* Start Data supplied *

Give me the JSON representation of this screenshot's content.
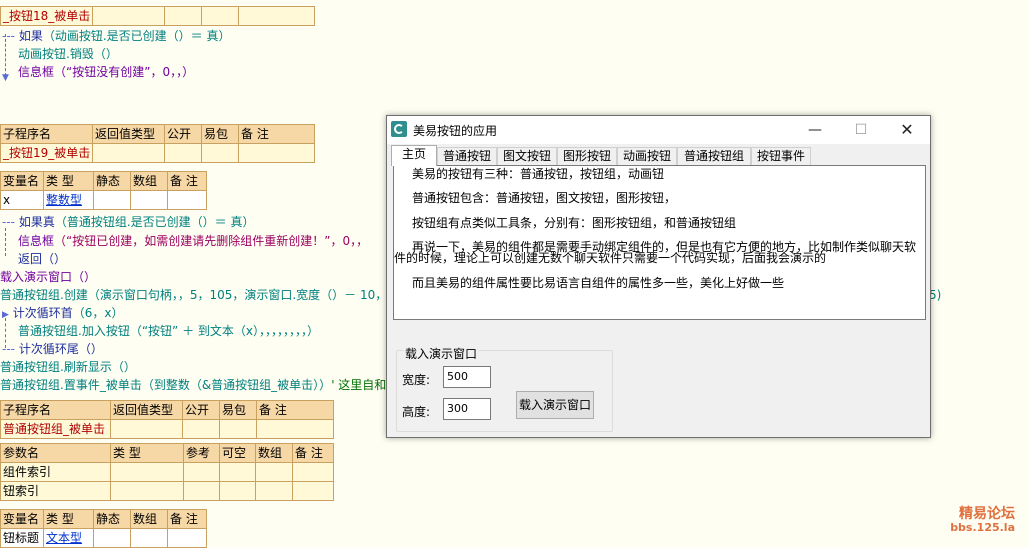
{
  "editor": {
    "top_row": {
      "name": "_按钮18_被单击"
    },
    "block1": {
      "line1_kw": "如果",
      "line1_rest": "（动画按钮.是否已创建（）＝ 真）",
      "line2": "动画按钮.销毁（）",
      "line3_fn": "信息框",
      "line3_rest": "（“按钮没有创建”，0，，）"
    },
    "sub19": {
      "headers": [
        "子程序名",
        "返回值类型",
        "公开",
        "易包",
        "备 注"
      ],
      "name": "_按钮19_被单击",
      "var_headers": [
        "变量名",
        "类 型",
        "静态",
        "数组",
        "备 注"
      ],
      "var_name": "x",
      "var_type": "整数型"
    },
    "block2": {
      "l1_kw": "如果真",
      "l1_rest": "（普通按钮组.是否已创建（）＝ 真）",
      "l2_fn": "信息框",
      "l2_rest": "（“按钮已创建，如需创建请先删除组件重新创建！”，0，，",
      "l3": "返回（）",
      "l4": "载入演示窗口（）",
      "l5": "普通按钮组.创建（演示窗口句柄，，5，105，演示窗口.宽度（）－ 10，",
      "l5_tail": "5)",
      "l6_kw": "计次循环首",
      "l6_rest": "（6，x）",
      "l7": "普通按钮组.加入按钮（“按钮” ＋ 到文本（x），，，，，，，，）",
      "l8_kw": "计次循环尾",
      "l8_rest": "（）",
      "l9": "普通按钮组.刷新显示（）",
      "l10": "普通按钮组.置事件_被单击（到整数（&普通按钮组_被单击））",
      "l10_comment": "' 这里自和"
    },
    "sub_click": {
      "headers": [
        "子程序名",
        "返回值类型",
        "公开",
        "易包",
        "备 注"
      ],
      "name": "普通按钮组_被单击",
      "param_headers": [
        "参数名",
        "类 型",
        "参考",
        "可空",
        "数组",
        "备 注"
      ],
      "param1": "组件索引",
      "param2": "钮索引",
      "var_headers": [
        "变量名",
        "类 型",
        "静态",
        "数组",
        "备 注"
      ],
      "var_name": "钮标题",
      "var_type": "文本型"
    }
  },
  "window": {
    "title": "美易按钮的应用",
    "controls": {
      "minimize": "—",
      "maximize": "☐",
      "close": "✕"
    },
    "tabs": [
      "主页",
      "普通按钮",
      "图文按钮",
      "图形按钮",
      "动画按钮",
      "普通按钮组",
      "按钮事件"
    ],
    "panel": {
      "p1": "美易的按钮有三种：普通按钮，按钮组，动画钮",
      "p2": "普通按钮包含：普通按钮，图文按钮，图形按钮，",
      "p3": "按钮组有点类似工具条，分别有：图形按钮组，和普通按钮组",
      "p4a": "再说一下，美易的组件都是需要手动绑定组件的，但是也有它方便的地方，比如制作类似聊天软",
      "p4b": "件的时候，理论上可以创建无数个聊天软件只需要一个代码实现，后面我会演示的",
      "p5": "而且美易的组件属性要比易语言自组件的属性多一些，美化上好做一些"
    },
    "group": {
      "title": "载入演示窗口",
      "width_label": "宽度:",
      "width_value": "500",
      "height_label": "高度:",
      "height_value": "300",
      "button": "载入演示窗口"
    }
  },
  "watermark": {
    "line1": "精易论坛",
    "line2": "bbs.125.la"
  }
}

* End Data supplied *

Exercise goal -
Your task is to reproduce all of the material exactly. The pictures stay out.

Solution to this task -
Give me the JSON representation of this screenshot's content.
{
  "editor": {
    "top_row": {
      "name": "_按钮18_被单击"
    },
    "block1": {
      "line1_kw": "如果",
      "line1_rest": "（动画按钮.是否已创建（）＝ 真）",
      "line2": "动画按钮.销毁（）",
      "line3_fn": "信息框",
      "line3_rest": "（“按钮没有创建”，0，，）"
    },
    "sub19": {
      "headers": [
        "子程序名",
        "返回值类型",
        "公开",
        "易包",
        "备 注"
      ],
      "name": "_按钮19_被单击",
      "var_headers": [
        "变量名",
        "类 型",
        "静态",
        "数组",
        "备 注"
      ],
      "var_name": "x",
      "var_type": "整数型"
    },
    "block2": {
      "l1_kw": "如果真",
      "l1_rest": "（普通按钮组.是否已创建（）＝ 真）",
      "l2_fn": "信息框",
      "l2_rest": "（“按钮已创建，如需创建请先删除组件重新创建！”，0，，",
      "l3": "返回（）",
      "l4": "载入演示窗口（）",
      "l5": "普通按钮组.创建（演示窗口句柄，，5，105，演示窗口.宽度（）－ 10，",
      "l5_tail": "5)",
      "l6_kw": "计次循环首",
      "l6_rest": "（6，x）",
      "l7": "普通按钮组.加入按钮（“按钮” ＋ 到文本（x），，，，，，，，）",
      "l8_kw": "计次循环尾",
      "l8_rest": "（）",
      "l9": "普通按钮组.刷新显示（）",
      "l10": "普通按钮组.置事件_被单击（到整数（&普通按钮组_被单击））",
      "l10_comment": "' 这里自和"
    },
    "sub_click": {
      "headers": [
        "子程序名",
        "返回值类型",
        "公开",
        "易包",
        "备 注"
      ],
      "name": "普通按钮组_被单击",
      "param_headers": [
        "参数名",
        "类 型",
        "参考",
        "可空",
        "数组",
        "备 注"
      ],
      "param1": "组件索引",
      "param2": "钮索引",
      "var_headers": [
        "变量名",
        "类 型",
        "静态",
        "数组",
        "备 注"
      ],
      "var_name": "钮标题",
      "var_type": "文本型"
    }
  },
  "window": {
    "title": "美易按钮的应用",
    "controls": {
      "minimize": "—",
      "maximize": "☐",
      "close": "✕"
    },
    "tabs": [
      "主页",
      "普通按钮",
      "图文按钮",
      "图形按钮",
      "动画按钮",
      "普通按钮组",
      "按钮事件"
    ],
    "panel": {
      "p1": "美易的按钮有三种：普通按钮，按钮组，动画钮",
      "p2": "普通按钮包含：普通按钮，图文按钮，图形按钮，",
      "p3": "按钮组有点类似工具条，分别有：图形按钮组，和普通按钮组",
      "p4a": "再说一下，美易的组件都是需要手动绑定组件的，但是也有它方便的地方，比如制作类似聊天软",
      "p4b": "件的时候，理论上可以创建无数个聊天软件只需要一个代码实现，后面我会演示的",
      "p5": "而且美易的组件属性要比易语言自组件的属性多一些，美化上好做一些"
    },
    "group": {
      "title": "载入演示窗口",
      "width_label": "宽度:",
      "width_value": "500",
      "height_label": "高度:",
      "height_value": "300",
      "button": "载入演示窗口"
    }
  },
  "watermark": {
    "line1": "精易论坛",
    "line2": "bbs.125.la"
  }
}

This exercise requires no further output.